Aim:
Here are some records; copy every line that holds the word "NaOH".

Records from a collection:
* * *
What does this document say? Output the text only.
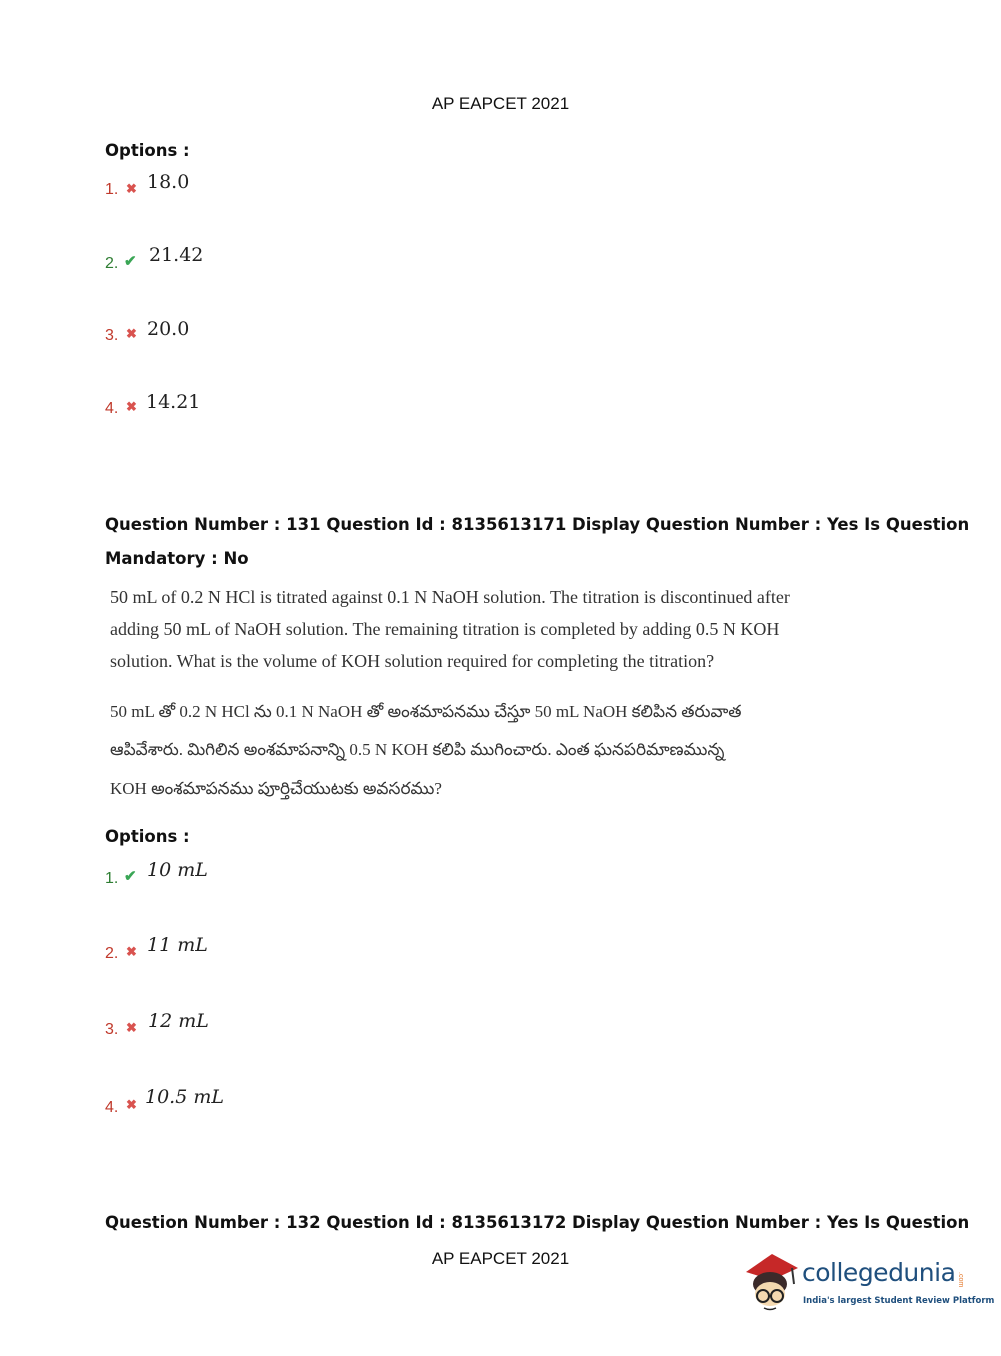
AP EAPCET 2021
Options :
1. ✖ 18.0
2. ✔ 21.42
3. ✖ 20.0
4. ✖ 14.21
Question Number : 131 Question Id : 8135613171 Display Question Number : Yes Is Question
Mandatory : No
50 mL of 0.2 N HCl is titrated against 0.1 N NaOH solution. The titration is discontinued after
adding 50 mL of NaOH solution. The remaining titration is completed by adding 0.5 N KOH
solution. What is the volume of KOH solution required for completing the titration?
50 mL తో 0.2 N HCl ను 0.1 N NaOH తో అంశమాపనము చేస్తూ 50 mL NaOH కలిపిన తరువాత
ఆపివేశారు. మిగిలిన అంశమాపనాన్ని 0.5 N KOH కలిపి ముగించారు. ఎంత ఘనపరిమాణమున్న
KOH అంశమాపనము పూర్తిచేయుటకు అవసరము?
Options :
1. ✔ 10 mL
2. ✖ 11 mL
3. ✖ 12 mL
4. ✖ 10.5 mL
Question Number : 132 Question Id : 8135613172 Display Question Number : Yes Is Question
AP EAPCET 2021	collegedunia .com
India's largest Student Review Platform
* * *
Expected answer:
50 mL of 0.2 N HCl is titrated against 0.1 N NaOH solution. The titration is discontinued after
adding 50 mL of NaOH solution. The remaining titration is completed by adding 0.5 N KOH
50 mL తో 0.2 N HCl ను 0.1 N NaOH తో అంశమాపనము చేస్తూ 50 mL NaOH కలిపిన తరువాత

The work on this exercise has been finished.